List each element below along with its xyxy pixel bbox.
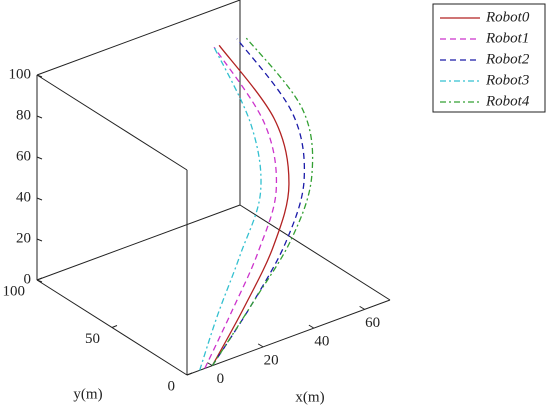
z-tick-label: 0 [24, 271, 32, 287]
legend-label: Robot0 [485, 9, 530, 25]
legend-box [432, 3, 546, 113]
y-tick [186, 372, 193, 376]
legend-label: Robot3 [485, 72, 529, 88]
legend-label: Robot4 [485, 93, 530, 109]
y-tick-label: 0 [168, 378, 176, 394]
z-tick-label: 100 [9, 66, 32, 82]
z-tick [36, 74, 43, 78]
x-tick [257, 343, 264, 348]
trajectory [204, 46, 278, 369]
z-tick-label: 60 [16, 148, 31, 164]
x-tick [308, 324, 315, 329]
trajectory [211, 35, 314, 366]
box-edge [36, 204, 241, 281]
box-edge [186, 299, 391, 376]
z-tick [36, 156, 43, 160]
trajectory [211, 38, 306, 366]
y-tick-label: 50 [85, 331, 100, 347]
box-edge [239, 204, 391, 301]
z-tick [36, 279, 43, 283]
z-tick [36, 197, 43, 201]
box-edge [36, 74, 188, 171]
trajectory [211, 44, 290, 366]
x-tick [207, 362, 213, 367]
trajectory [199, 46, 262, 371]
x-axis-label: x(m) [295, 389, 324, 405]
y-tick [111, 325, 118, 328]
z-tick-label: 40 [16, 189, 31, 205]
z-tick-label: 80 [16, 107, 31, 123]
z-tick [36, 115, 43, 119]
x-tick-label: 0 [217, 371, 225, 387]
legend-label: Robot2 [485, 51, 530, 67]
x-tick-label: 60 [365, 315, 380, 331]
y-tick-label: 100 [3, 283, 26, 299]
box-edge [36, 0, 241, 76]
y-tick [36, 277, 43, 281]
legend-label: Robot1 [485, 30, 529, 46]
z-tick-label: 20 [16, 230, 31, 246]
z-tick [36, 238, 43, 242]
x-tick-label: 40 [314, 334, 329, 350]
y-axis-label: y(m) [73, 386, 102, 402]
x-tick [359, 305, 365, 310]
x-tick-label: 20 [264, 352, 279, 368]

------------------------------------

[WHAT IS EXPECTED]: Rewrite the items from the line with "z-tick-label: 0 [24, 271, 32, 287]" to the line with "legend-label: Robot2 [485, 51, 530, 67]" as a Markdown table with the columns Row and Line, leaving out any blank lines.

[EXPECTED OUTPUT]:
| Row | Line |
|---|---|
| 1 | z-tick-label: 0 [24, 271, 32, 287] |
| 2 | legend-label: Robot0 [485, 9, 530, 25] |
| 3 | legend-box [432, 3, 546, 113] |
| 4 | y-tick [186, 372, 193, 376] |
| 5 | legend-label: Robot3 [485, 72, 529, 88] |
| 6 | legend-label: Robot4 [485, 93, 530, 109] |
| 7 | y-tick-label: 0 [168, 378, 176, 394] |
| 8 | z-tick-label: 100 [9, 66, 32, 82] |
| 9 | z-tick [36, 74, 43, 78] |
| 10 | x-tick [257, 343, 264, 348] |
| 11 | trajectory [204, 46, 278, 369] |
| 12 | z-tick-label: 60 [16, 148, 31, 164] |
| 13 | x-tick [308, 324, 315, 329] |
| 14 | trajectory [211, 35, 314, 366] |
| 15 | box-edge [36, 204, 241, 281] |
| 16 | box-edge [186, 299, 391, 376] |
| 17 | z-tick [36, 156, 43, 160] |
| 18 | trajectory [211, 38, 306, 366] |
| 19 | y-tick-label: 50 [85, 331, 100, 347] |
| 20 | box-edge [239, 204, 391, 301] |
| 21 | z-tick [36, 279, 43, 283] |
| 22 | z-tick [36, 197, 43, 201] |
| 23 | box-edge [36, 74, 188, 171] |
| 24 | trajectory [211, 44, 290, 366] |
| 25 | x-tick [207, 362, 213, 367] |
| 26 | trajectory [199, 46, 262, 371] |
| 27 | x-axis-label: x(m) [295, 389, 324, 405] |
| 28 | y-tick [111, 325, 118, 328] |
| 29 | z-tick-label: 40 [16, 189, 31, 205] |
| 30 | z-tick-label: 80 [16, 107, 31, 123] |
| 31 | z-tick [36, 115, 43, 119] |
| 32 | x-tick-label: 0 [217, 371, 225, 387] |
| 33 | legend-label: Robot2 [485, 51, 530, 67] |